(Data entries for graphics)
┌──
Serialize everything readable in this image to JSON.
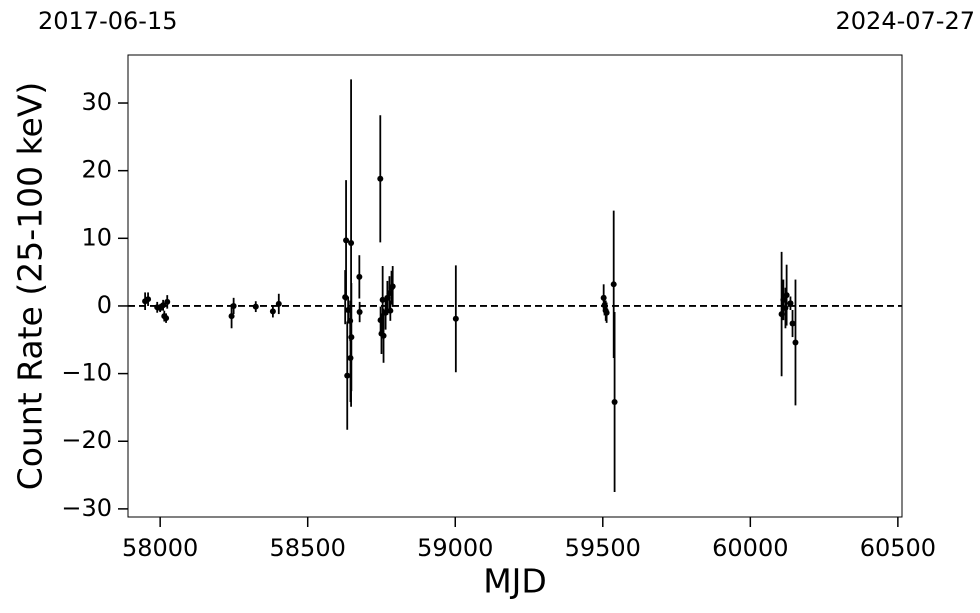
{
  "chart_data": {
    "type": "errorbar",
    "top_labels": [
      "2017-06-15",
      "2024-07-27"
    ],
    "xlabel": "MJD",
    "ylabel": "Count Rate (25-100 keV)",
    "xlim": [
      57891,
      60514
    ],
    "ylim": [
      -31.2,
      37.1
    ],
    "xticks": [
      58000,
      58500,
      59000,
      59500,
      60000,
      60500
    ],
    "yticks": [
      {
        "value": -30,
        "label": "−30"
      },
      {
        "value": -20,
        "label": "−20"
      },
      {
        "value": -10,
        "label": "−10"
      },
      0,
      10,
      20,
      30
    ],
    "hline": 0,
    "series": [
      {
        "color": "#000000",
        "x": [
          57949,
          57959,
          57990,
          58000,
          58010,
          58014,
          58020,
          58024,
          58242,
          58249,
          58324,
          58382,
          58402,
          58627,
          58630,
          58634,
          58637,
          58644,
          58647,
          58645,
          58648,
          58675,
          58676,
          58746,
          58747,
          58750,
          58754,
          58757,
          58764,
          58770,
          58777,
          58780,
          58784,
          58788,
          59002,
          59503,
          59506,
          59510,
          59513,
          59537,
          59540,
          60106,
          60112,
          60119,
          60123,
          60136,
          60143,
          60153
        ],
        "values": [
          0.7,
          1.0,
          -0.2,
          -0.3,
          0.1,
          -1.5,
          -1.8,
          0.6,
          -1.5,
          0.0,
          -0.1,
          -0.8,
          0.3,
          1.3,
          9.7,
          -10.3,
          -0.6,
          -2.2,
          9.3,
          -7.7,
          -4.6,
          4.3,
          -0.9,
          18.8,
          -2.1,
          -4.1,
          0.9,
          -4.4,
          -1.0,
          1.2,
          1.9,
          -0.7,
          2.7,
          2.9,
          -1.9,
          1.2,
          0.1,
          -0.7,
          -1.0,
          3.2,
          -14.2,
          -1.2,
          0.9,
          -0.3,
          1.6,
          0.4,
          -2.6,
          -5.4
        ],
        "errors": [
          1.3,
          1.0,
          0.8,
          0.6,
          0.8,
          0.8,
          0.7,
          1.0,
          1.8,
          1.2,
          0.8,
          0.9,
          1.5,
          4.0,
          8.9,
          8.0,
          2.0,
          3.0,
          24.2,
          6.5,
          8.0,
          3.2,
          1.5,
          9.4,
          2.0,
          3.0,
          5.0,
          4.0,
          2.5,
          2.5,
          2.5,
          1.5,
          2.5,
          3.0,
          7.9,
          2.0,
          1.5,
          1.5,
          1.5,
          10.9,
          13.3,
          9.2,
          3.0,
          3.0,
          4.5,
          1.0,
          2.0,
          9.3
        ]
      }
    ]
  }
}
└──
_Exercise details:_ All entries are to be retyped exactly. Omit any embedded images.

_Final result:_
Serialize everything readable in this image to JSON.
{
  "chart_data": {
    "type": "errorbar",
    "top_labels": [
      "2017-06-15",
      "2024-07-27"
    ],
    "xlabel": "MJD",
    "ylabel": "Count Rate (25-100 keV)",
    "xlim": [
      57891,
      60514
    ],
    "ylim": [
      -31.2,
      37.1
    ],
    "xticks": [
      58000,
      58500,
      59000,
      59500,
      60000,
      60500
    ],
    "yticks": [
      {
        "value": -30,
        "label": "−30"
      },
      {
        "value": -20,
        "label": "−20"
      },
      {
        "value": -10,
        "label": "−10"
      },
      0,
      10,
      20,
      30
    ],
    "hline": 0,
    "series": [
      {
        "color": "#000000",
        "x": [
          57949,
          57959,
          57990,
          58000,
          58010,
          58014,
          58020,
          58024,
          58242,
          58249,
          58324,
          58382,
          58402,
          58627,
          58630,
          58634,
          58637,
          58644,
          58647,
          58645,
          58648,
          58675,
          58676,
          58746,
          58747,
          58750,
          58754,
          58757,
          58764,
          58770,
          58777,
          58780,
          58784,
          58788,
          59002,
          59503,
          59506,
          59510,
          59513,
          59537,
          59540,
          60106,
          60112,
          60119,
          60123,
          60136,
          60143,
          60153
        ],
        "values": [
          0.7,
          1.0,
          -0.2,
          -0.3,
          0.1,
          -1.5,
          -1.8,
          0.6,
          -1.5,
          0.0,
          -0.1,
          -0.8,
          0.3,
          1.3,
          9.7,
          -10.3,
          -0.6,
          -2.2,
          9.3,
          -7.7,
          -4.6,
          4.3,
          -0.9,
          18.8,
          -2.1,
          -4.1,
          0.9,
          -4.4,
          -1.0,
          1.2,
          1.9,
          -0.7,
          2.7,
          2.9,
          -1.9,
          1.2,
          0.1,
          -0.7,
          -1.0,
          3.2,
          -14.2,
          -1.2,
          0.9,
          -0.3,
          1.6,
          0.4,
          -2.6,
          -5.4
        ],
        "errors": [
          1.3,
          1.0,
          0.8,
          0.6,
          0.8,
          0.8,
          0.7,
          1.0,
          1.8,
          1.2,
          0.8,
          0.9,
          1.5,
          4.0,
          8.9,
          8.0,
          2.0,
          3.0,
          24.2,
          6.5,
          8.0,
          3.2,
          1.5,
          9.4,
          2.0,
          3.0,
          5.0,
          4.0,
          2.5,
          2.5,
          2.5,
          1.5,
          2.5,
          3.0,
          7.9,
          2.0,
          1.5,
          1.5,
          1.5,
          10.9,
          13.3,
          9.2,
          3.0,
          3.0,
          4.5,
          1.0,
          2.0,
          9.3
        ]
      }
    ]
  }
}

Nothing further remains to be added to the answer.